- REQUIRED WORK -
Repeat the listing word for word. No pictures belong in the copy.

- DATA IN THIS EXERCISE -

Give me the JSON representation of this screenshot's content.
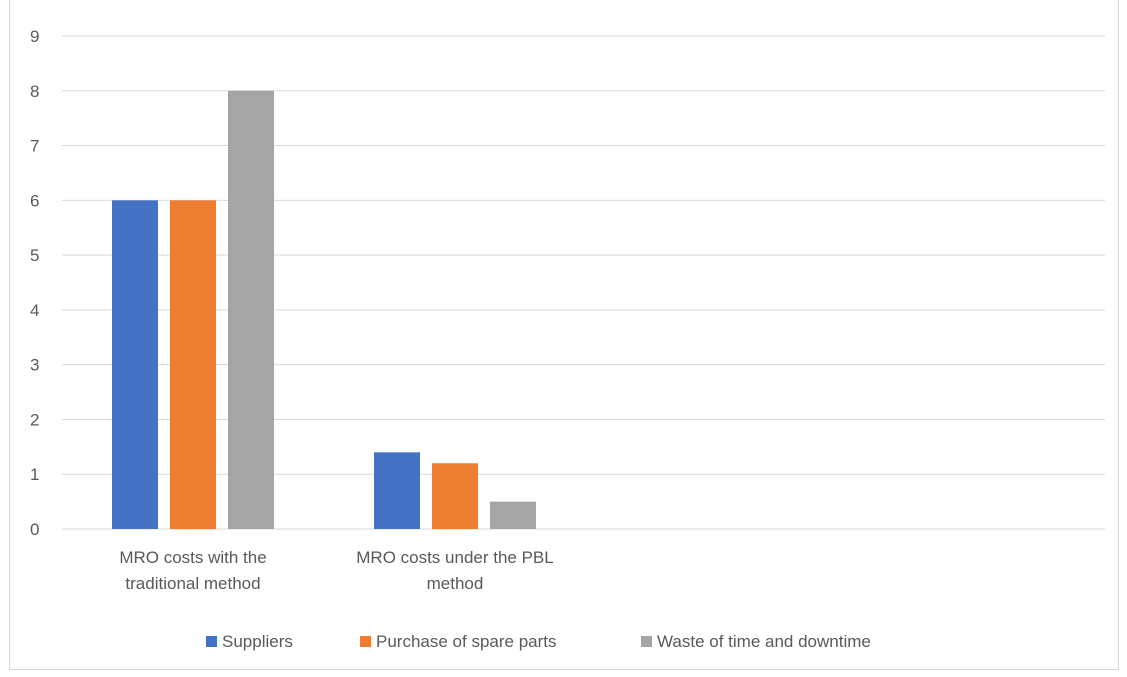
{
  "chart_data": {
    "type": "bar",
    "title": "",
    "xlabel": "",
    "ylabel": "",
    "categories": [
      [
        "MRO costs with the",
        "traditional method"
      ],
      [
        "MRO costs under the PBL",
        "method"
      ]
    ],
    "series": [
      {
        "name": "Suppliers",
        "values": [
          6,
          1.4
        ],
        "color": "#4472C4"
      },
      {
        "name": "Purchase of spare parts",
        "values": [
          6,
          1.2
        ],
        "color": "#ED7D31"
      },
      {
        "name": "Waste of time and downtime",
        "values": [
          8,
          0.5
        ],
        "color": "#A5A5A5"
      }
    ],
    "ylim": [
      0,
      9
    ],
    "yticks": [
      0,
      1,
      2,
      3,
      4,
      5,
      6,
      7,
      8,
      9
    ],
    "grid": true,
    "legend_position": "bottom"
  }
}
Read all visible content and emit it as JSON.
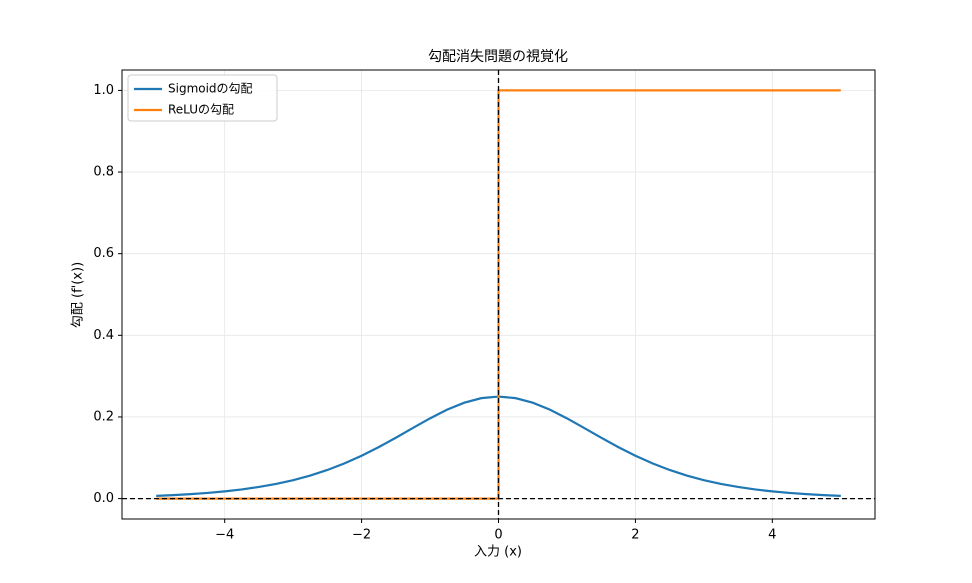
{
  "chart_data": {
    "type": "line",
    "title": "勾配消失問題の視覚化",
    "xlabel": "入力 (x)",
    "ylabel": "勾配 (f'(x))",
    "series": [
      {
        "name": "Sigmoidの勾配",
        "color": "#1f77b4",
        "x": [
          -5,
          -4.75,
          -4.5,
          -4.25,
          -4,
          -3.75,
          -3.5,
          -3.25,
          -3,
          -2.75,
          -2.5,
          -2.25,
          -2,
          -1.75,
          -1.5,
          -1.25,
          -1,
          -0.75,
          -0.5,
          -0.25,
          0,
          0.25,
          0.5,
          0.75,
          1,
          1.25,
          1.5,
          1.75,
          2,
          2.25,
          2.5,
          2.75,
          3,
          3.25,
          3.5,
          3.75,
          4,
          4.25,
          4.5,
          4.75,
          5
        ],
        "values": [
          0.0066,
          0.0085,
          0.0109,
          0.0139,
          0.0177,
          0.0224,
          0.0285,
          0.0359,
          0.0452,
          0.0565,
          0.0701,
          0.0863,
          0.105,
          0.1261,
          0.1491,
          0.1731,
          0.1966,
          0.2179,
          0.235,
          0.2461,
          0.25,
          0.2461,
          0.235,
          0.2179,
          0.1966,
          0.1731,
          0.1491,
          0.1261,
          0.105,
          0.0863,
          0.0701,
          0.0565,
          0.0452,
          0.0359,
          0.0285,
          0.0224,
          0.0177,
          0.0139,
          0.0109,
          0.0085,
          0.0066
        ]
      },
      {
        "name": "ReLUの勾配",
        "color": "#ff7f0e",
        "x": [
          -5,
          0,
          0,
          5
        ],
        "values": [
          0,
          0,
          1,
          1
        ]
      }
    ],
    "reference_lines": {
      "x": 0,
      "y": 0,
      "color": "#000000"
    },
    "xlim": [
      -5.5,
      5.5
    ],
    "ylim": [
      -0.05,
      1.05
    ],
    "xticks": [
      {
        "value": -4,
        "label": "−4"
      },
      {
        "value": -2,
        "label": "−2"
      },
      0,
      2,
      4
    ],
    "yticks": [
      {
        "value": 0,
        "label": "0.0"
      },
      0.2,
      0.4,
      0.6,
      0.8,
      {
        "value": 1,
        "label": "1.0"
      }
    ],
    "grid": true,
    "legend": "upper left"
  }
}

- ANSWER BELOW -
Give me the JSON representation of this screenshot's content.
{
  "chart_data": {
    "type": "bar",
    "title": "",
    "xlabel": "",
    "ylabel": "",
    "categories": [
      [
        "MRO costs with the",
        "traditional method"
      ],
      [
        "MRO costs under the PBL",
        "method"
      ]
    ],
    "series": [
      {
        "name": "Suppliers",
        "values": [
          6,
          1.4
        ],
        "color": "#4472C4"
      },
      {
        "name": "Purchase of spare parts",
        "values": [
          6,
          1.2
        ],
        "color": "#ED7D31"
      },
      {
        "name": "Waste of time and downtime",
        "values": [
          8,
          0.5
        ],
        "color": "#A5A5A5"
      }
    ],
    "ylim": [
      0,
      9
    ],
    "yticks": [
      0,
      1,
      2,
      3,
      4,
      5,
      6,
      7,
      8,
      9
    ],
    "grid": true,
    "legend_position": "bottom"
  }
}
Read all visible content and emit it as JSON.
{
  "chart_data": {
    "type": "line",
    "title": "勾配消失問題の視覚化",
    "xlabel": "入力 (x)",
    "ylabel": "勾配 (f'(x))",
    "series": [
      {
        "name": "Sigmoidの勾配",
        "color": "#1f77b4",
        "x": [
          -5,
          -4.75,
          -4.5,
          -4.25,
          -4,
          -3.75,
          -3.5,
          -3.25,
          -3,
          -2.75,
          -2.5,
          -2.25,
          -2,
          -1.75,
          -1.5,
          -1.25,
          -1,
          -0.75,
          -0.5,
          -0.25,
          0,
          0.25,
          0.5,
          0.75,
          1,
          1.25,
          1.5,
          1.75,
          2,
          2.25,
          2.5,
          2.75,
          3,
          3.25,
          3.5,
          3.75,
          4,
          4.25,
          4.5,
          4.75,
          5
        ],
        "values": [
          0.0066,
          0.0085,
          0.0109,
          0.0139,
          0.0177,
          0.0224,
          0.0285,
          0.0359,
          0.0452,
          0.0565,
          0.0701,
          0.0863,
          0.105,
          0.1261,
          0.1491,
          0.1731,
          0.1966,
          0.2179,
          0.235,
          0.2461,
          0.25,
          0.2461,
          0.235,
          0.2179,
          0.1966,
          0.1731,
          0.1491,
          0.1261,
          0.105,
          0.0863,
          0.0701,
          0.0565,
          0.0452,
          0.0359,
          0.0285,
          0.0224,
          0.0177,
          0.0139,
          0.0109,
          0.0085,
          0.0066
        ]
      },
      {
        "name": "ReLUの勾配",
        "color": "#ff7f0e",
        "x": [
          -5,
          0,
          0,
          5
        ],
        "values": [
          0,
          0,
          1,
          1
        ]
      }
    ],
    "reference_lines": {
      "x": 0,
      "y": 0,
      "color": "#000000"
    },
    "xlim": [
      -5.5,
      5.5
    ],
    "ylim": [
      -0.05,
      1.05
    ],
    "xticks": [
      {
        "value": -4,
        "label": "−4"
      },
      {
        "value": -2,
        "label": "−2"
      },
      0,
      2,
      4
    ],
    "yticks": [
      {
        "value": 0,
        "label": "0.0"
      },
      0.2,
      0.4,
      0.6,
      0.8,
      {
        "value": 1,
        "label": "1.0"
      }
    ],
    "grid": true,
    "legend": "upper left"
  }
}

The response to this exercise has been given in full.